REQUIREMENT:
Reproduce the data below with every "Speed, km/h" changed to "Velocity, km/h" and everything else left as it is.

ROWS:
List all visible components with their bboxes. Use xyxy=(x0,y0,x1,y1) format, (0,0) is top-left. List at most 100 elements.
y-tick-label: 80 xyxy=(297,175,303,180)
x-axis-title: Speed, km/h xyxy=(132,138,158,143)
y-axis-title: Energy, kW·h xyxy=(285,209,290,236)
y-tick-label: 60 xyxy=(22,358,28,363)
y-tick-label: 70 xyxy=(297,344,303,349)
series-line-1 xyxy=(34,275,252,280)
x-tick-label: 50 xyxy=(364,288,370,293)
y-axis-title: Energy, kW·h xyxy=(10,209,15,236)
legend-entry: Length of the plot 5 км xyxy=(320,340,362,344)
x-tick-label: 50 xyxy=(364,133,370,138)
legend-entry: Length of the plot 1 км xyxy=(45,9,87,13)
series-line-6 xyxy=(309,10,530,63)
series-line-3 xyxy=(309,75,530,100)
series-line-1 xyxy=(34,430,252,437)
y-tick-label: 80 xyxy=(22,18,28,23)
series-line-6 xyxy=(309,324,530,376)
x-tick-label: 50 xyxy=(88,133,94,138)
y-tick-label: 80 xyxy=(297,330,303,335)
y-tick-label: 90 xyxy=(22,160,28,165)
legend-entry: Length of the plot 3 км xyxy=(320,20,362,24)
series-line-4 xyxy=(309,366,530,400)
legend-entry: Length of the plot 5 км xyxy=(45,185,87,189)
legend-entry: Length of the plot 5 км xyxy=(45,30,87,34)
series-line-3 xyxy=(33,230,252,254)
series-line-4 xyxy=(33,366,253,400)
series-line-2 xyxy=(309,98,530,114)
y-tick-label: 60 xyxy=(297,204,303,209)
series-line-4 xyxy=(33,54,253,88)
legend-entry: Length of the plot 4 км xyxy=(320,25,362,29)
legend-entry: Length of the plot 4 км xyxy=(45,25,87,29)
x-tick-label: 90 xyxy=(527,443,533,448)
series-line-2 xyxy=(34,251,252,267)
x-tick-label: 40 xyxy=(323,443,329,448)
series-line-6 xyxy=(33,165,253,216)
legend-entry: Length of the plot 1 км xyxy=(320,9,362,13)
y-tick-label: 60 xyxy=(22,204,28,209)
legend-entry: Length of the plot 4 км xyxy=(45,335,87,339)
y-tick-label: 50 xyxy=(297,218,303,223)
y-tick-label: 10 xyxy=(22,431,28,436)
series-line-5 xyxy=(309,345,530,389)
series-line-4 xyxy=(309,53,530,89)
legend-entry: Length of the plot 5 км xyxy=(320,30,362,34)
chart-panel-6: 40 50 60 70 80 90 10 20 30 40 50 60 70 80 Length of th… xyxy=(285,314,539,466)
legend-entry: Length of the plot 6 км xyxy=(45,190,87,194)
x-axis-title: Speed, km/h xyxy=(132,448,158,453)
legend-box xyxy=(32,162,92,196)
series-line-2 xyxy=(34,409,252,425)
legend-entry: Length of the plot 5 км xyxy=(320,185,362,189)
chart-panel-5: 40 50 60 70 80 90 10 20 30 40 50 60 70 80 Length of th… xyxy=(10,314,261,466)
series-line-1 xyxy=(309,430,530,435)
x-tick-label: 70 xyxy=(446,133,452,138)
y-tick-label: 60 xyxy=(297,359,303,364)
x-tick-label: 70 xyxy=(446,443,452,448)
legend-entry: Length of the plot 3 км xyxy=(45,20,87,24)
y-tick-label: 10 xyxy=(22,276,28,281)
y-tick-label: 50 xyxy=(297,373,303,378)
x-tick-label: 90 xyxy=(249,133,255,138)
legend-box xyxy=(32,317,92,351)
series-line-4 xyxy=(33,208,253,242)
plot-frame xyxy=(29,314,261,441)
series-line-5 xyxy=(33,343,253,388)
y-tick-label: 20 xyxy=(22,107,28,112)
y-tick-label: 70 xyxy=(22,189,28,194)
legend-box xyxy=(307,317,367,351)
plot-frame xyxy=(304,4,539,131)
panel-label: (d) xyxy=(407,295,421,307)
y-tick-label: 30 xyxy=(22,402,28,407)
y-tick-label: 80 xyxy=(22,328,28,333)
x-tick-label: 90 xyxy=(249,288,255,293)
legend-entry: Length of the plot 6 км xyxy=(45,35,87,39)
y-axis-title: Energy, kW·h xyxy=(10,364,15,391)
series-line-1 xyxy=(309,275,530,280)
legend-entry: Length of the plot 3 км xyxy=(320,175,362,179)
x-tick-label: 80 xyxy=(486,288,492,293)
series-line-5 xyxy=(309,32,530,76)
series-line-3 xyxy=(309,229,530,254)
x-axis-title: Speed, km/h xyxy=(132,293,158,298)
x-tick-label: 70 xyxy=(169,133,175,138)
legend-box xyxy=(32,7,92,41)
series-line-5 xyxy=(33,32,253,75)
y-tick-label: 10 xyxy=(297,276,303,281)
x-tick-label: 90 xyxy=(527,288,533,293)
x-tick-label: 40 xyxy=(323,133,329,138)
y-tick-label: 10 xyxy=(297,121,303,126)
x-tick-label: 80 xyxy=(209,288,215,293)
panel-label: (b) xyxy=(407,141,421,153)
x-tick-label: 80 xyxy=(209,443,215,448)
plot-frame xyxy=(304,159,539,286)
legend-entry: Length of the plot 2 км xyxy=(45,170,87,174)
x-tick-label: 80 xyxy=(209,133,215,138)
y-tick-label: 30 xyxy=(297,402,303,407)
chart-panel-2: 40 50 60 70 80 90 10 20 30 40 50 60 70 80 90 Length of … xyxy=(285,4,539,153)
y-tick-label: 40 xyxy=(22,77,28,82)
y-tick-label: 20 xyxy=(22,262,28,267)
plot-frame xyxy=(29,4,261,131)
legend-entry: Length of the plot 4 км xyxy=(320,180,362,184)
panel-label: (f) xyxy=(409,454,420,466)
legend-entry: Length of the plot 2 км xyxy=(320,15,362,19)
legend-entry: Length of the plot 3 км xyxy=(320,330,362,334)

TASK RESULT:
List all visible components with their bboxes. Use xyxy=(x0,y0,x1,y1) format, (0,0) is top-left. List at most 100 elements.
y-tick-label: 80 xyxy=(297,175,303,180)
x-axis-title: Velocity, km/h xyxy=(132,138,158,143)
y-axis-title: Energy, kW·h xyxy=(285,209,290,236)
y-tick-label: 60 xyxy=(22,358,28,363)
y-tick-label: 70 xyxy=(297,344,303,349)
series-line-1 xyxy=(34,275,252,280)
x-tick-label: 50 xyxy=(364,288,370,293)
y-axis-title: Energy, kW·h xyxy=(10,209,15,236)
legend-entry: Length of the plot 5 км xyxy=(320,340,362,344)
x-tick-label: 50 xyxy=(364,133,370,138)
legend-entry: Length of the plot 1 км xyxy=(45,9,87,13)
series-line-6 xyxy=(309,10,530,63)
series-line-3 xyxy=(309,75,530,100)
series-line-1 xyxy=(34,430,252,437)
y-tick-label: 80 xyxy=(22,18,28,23)
series-line-6 xyxy=(309,324,530,376)
x-tick-label: 50 xyxy=(88,133,94,138)
y-tick-label: 80 xyxy=(297,330,303,335)
y-tick-label: 90 xyxy=(22,160,28,165)
legend-entry: Length of the plot 3 км xyxy=(320,20,362,24)
series-line-4 xyxy=(309,366,530,400)
legend-entry: Length of the plot 5 км xyxy=(45,185,87,189)
legend-entry: Length of the plot 5 км xyxy=(45,30,87,34)
series-line-3 xyxy=(33,230,252,254)
series-line-4 xyxy=(33,366,253,400)
series-line-2 xyxy=(309,98,530,114)
y-tick-label: 60 xyxy=(297,204,303,209)
series-line-4 xyxy=(33,54,253,88)
legend-entry: Length of the plot 4 км xyxy=(320,25,362,29)
legend-entry: Length of the plot 4 км xyxy=(45,25,87,29)
x-tick-label: 90 xyxy=(527,443,533,448)
series-line-2 xyxy=(34,251,252,267)
x-tick-label: 40 xyxy=(323,443,329,448)
series-line-6 xyxy=(33,165,253,216)
legend-entry: Length of the plot 1 км xyxy=(320,9,362,13)
y-tick-label: 60 xyxy=(22,204,28,209)
legend-entry: Length of the plot 4 км xyxy=(45,335,87,339)
y-tick-label: 50 xyxy=(297,218,303,223)
y-tick-label: 10 xyxy=(22,431,28,436)
series-line-5 xyxy=(309,345,530,389)
series-line-4 xyxy=(309,53,530,89)
legend-entry: Length of the plot 5 км xyxy=(320,30,362,34)
chart-panel-6: 40 50 60 70 80 90 10 20 30 40 50 60 70 80 Length of th… xyxy=(285,314,539,466)
legend-entry: Length of the plot 6 км xyxy=(45,190,87,194)
x-axis-title: Velocity, km/h xyxy=(132,448,158,453)
legend-box xyxy=(32,162,92,196)
series-line-2 xyxy=(34,409,252,425)
legend-entry: Length of the plot 5 км xyxy=(320,185,362,189)
chart-panel-5: 40 50 60 70 80 90 10 20 30 40 50 60 70 80 Length of th… xyxy=(10,314,261,466)
series-line-1 xyxy=(309,430,530,435)
x-tick-label: 70 xyxy=(446,133,452,138)
y-tick-label: 60 xyxy=(297,359,303,364)
x-tick-label: 70 xyxy=(446,443,452,448)
legend-entry: Length of the plot 3 км xyxy=(45,20,87,24)
y-tick-label: 10 xyxy=(22,276,28,281)
y-tick-label: 50 xyxy=(297,373,303,378)
x-tick-label: 90 xyxy=(249,133,255,138)
legend-box xyxy=(32,317,92,351)
series-line-4 xyxy=(33,208,253,242)
plot-frame xyxy=(29,314,261,441)
series-line-5 xyxy=(33,343,253,388)
y-tick-label: 20 xyxy=(22,107,28,112)
y-tick-label: 70 xyxy=(22,189,28,194)
legend-box xyxy=(307,317,367,351)
plot-frame xyxy=(304,4,539,131)
panel-label: (d) xyxy=(407,295,421,307)
y-tick-label: 30 xyxy=(22,402,28,407)
y-tick-label: 80 xyxy=(22,328,28,333)
x-tick-label: 90 xyxy=(249,288,255,293)
legend-entry: Length of the plot 6 км xyxy=(45,35,87,39)
y-axis-title: Energy, kW·h xyxy=(10,364,15,391)
series-line-1 xyxy=(309,275,530,280)
legend-entry: Length of the plot 3 км xyxy=(320,175,362,179)
x-tick-label: 80 xyxy=(486,288,492,293)
series-line-5 xyxy=(309,32,530,76)
series-line-3 xyxy=(309,229,530,254)
x-axis-title: Velocity, km/h xyxy=(132,293,158,298)
x-tick-label: 70 xyxy=(169,133,175,138)
legend-box xyxy=(32,7,92,41)
series-line-5 xyxy=(33,32,253,75)
y-tick-label: 10 xyxy=(297,276,303,281)
x-tick-label: 90 xyxy=(527,288,533,293)
x-tick-label: 40 xyxy=(323,133,329,138)
y-tick-label: 10 xyxy=(297,121,303,126)
x-tick-label: 80 xyxy=(209,288,215,293)
panel-label: (b) xyxy=(407,141,421,153)
x-tick-label: 80 xyxy=(209,443,215,448)
plot-frame xyxy=(304,159,539,286)
legend-entry: Length of the plot 2 км xyxy=(45,170,87,174)
x-tick-label: 80 xyxy=(209,133,215,138)
y-tick-label: 30 xyxy=(297,402,303,407)
chart-panel-2: 40 50 60 70 80 90 10 20 30 40 50 60 70 80 90 Length of … xyxy=(285,4,539,153)
y-tick-label: 40 xyxy=(22,77,28,82)
y-tick-label: 20 xyxy=(22,262,28,267)
plot-frame xyxy=(29,4,261,131)
legend-entry: Length of the plot 4 км xyxy=(320,180,362,184)
panel-label: (f) xyxy=(409,454,420,466)
legend-entry: Length of the plot 2 км xyxy=(320,15,362,19)
legend-entry: Length of the plot 3 км xyxy=(320,330,362,334)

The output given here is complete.